STATED PROBLEM: Pictures do not belong in the copy; restate the records below word for word.

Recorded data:

§

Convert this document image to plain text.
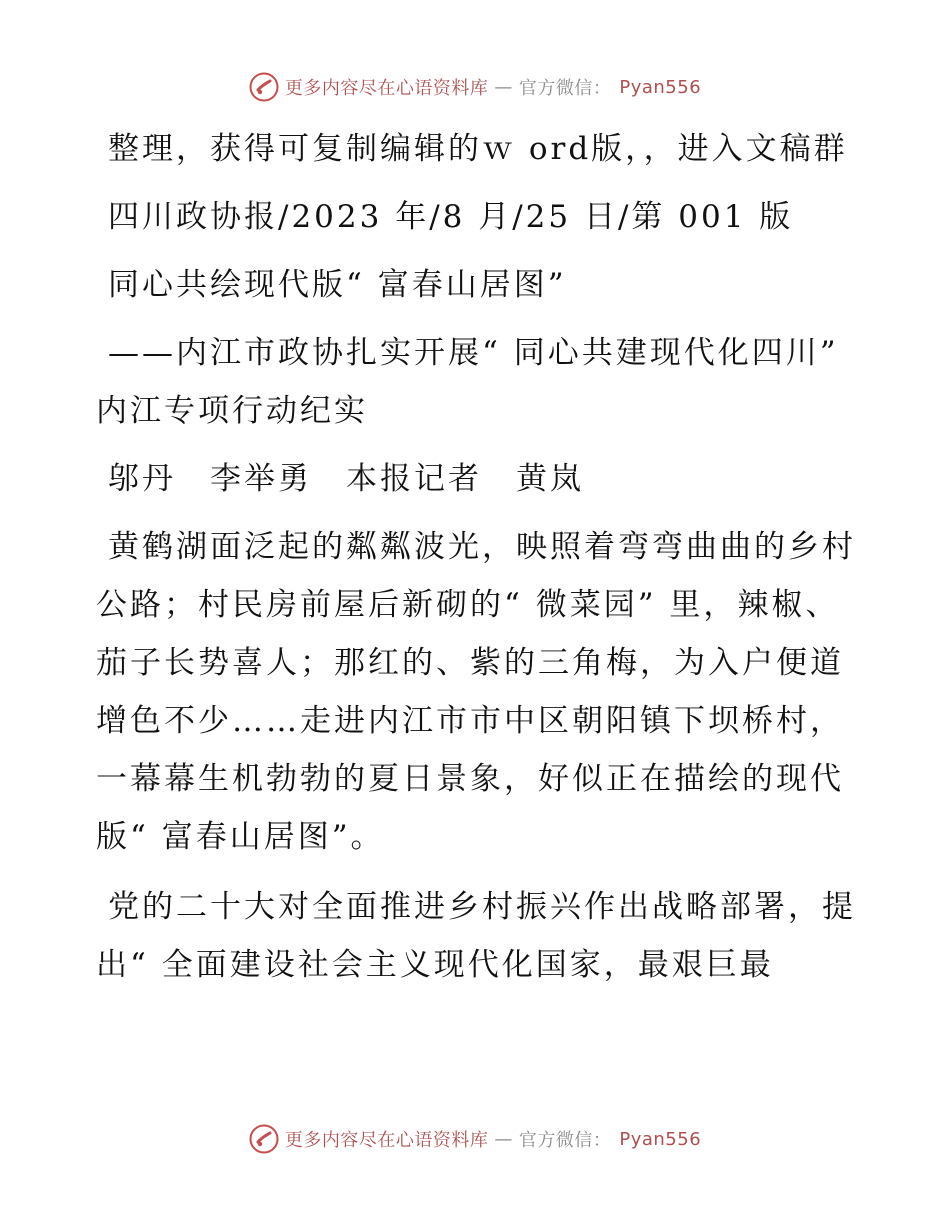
更多内容尽在心语资料库 — 官方微信： Pyan556

整理，获得可复制编辑的ｗ ord版，，进入文稿群

四川政协报/2023 年/8 月/25 日/第 001 版

同心共绘现代版“ 富春山居图”

——内江市政协扎实开展“ 同心共建现代化四川” 内江专项行动纪实

邬丹　李举勇　本报记者　黄岚

黄鹤湖面泛起的粼粼波光，映照着弯弯曲曲的乡村公路；村民房前屋后新砌的“ 微菜园” 里，辣椒、茄子长势喜人；那红的、紫的三角梅，为入户便道增色不少……走进内江市市中区朝阳镇下坝桥村，一幕幕生机勃勃的夏日景象，好似正在描绘的现代版“ 富春山居图”。

党的二十大对全面推进乡村振兴作出战略部署，提出“ 全面建设社会主义现代化国家，最艰巨最

更多内容尽在心语资料库 — 官方微信： Pyan556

§

THE RESULT:
Convert this document image to plain text.
更多内容尽在心语资料库 — 官方微信： Pyan556

整理，获得可复制编辑的ｗ ord版，，进入文稿群

四川政协报/2023 年/8 月/25 日/第 001 版

同心共绘现代版“ 富春山居图”

——内江市政协扎实开展“ 同心共建现代化四川” 内江专项行动纪实

邬丹　李举勇　本报记者　黄岚

黄鹤湖面泛起的粼粼波光，映照着弯弯曲曲的乡村公路；村民房前屋后新砌的“ 微菜园” 里，辣椒、茄子长势喜人；那红的、紫的三角梅，为入户便道增色不少……走进内江市市中区朝阳镇下坝桥村，一幕幕生机勃勃的夏日景象，好似正在描绘的现代版“ 富春山居图”。

党的二十大对全面推进乡村振兴作出战略部署，提出“ 全面建设社会主义现代化国家，最艰巨最

更多内容尽在心语资料库 — 官方微信： Pyan556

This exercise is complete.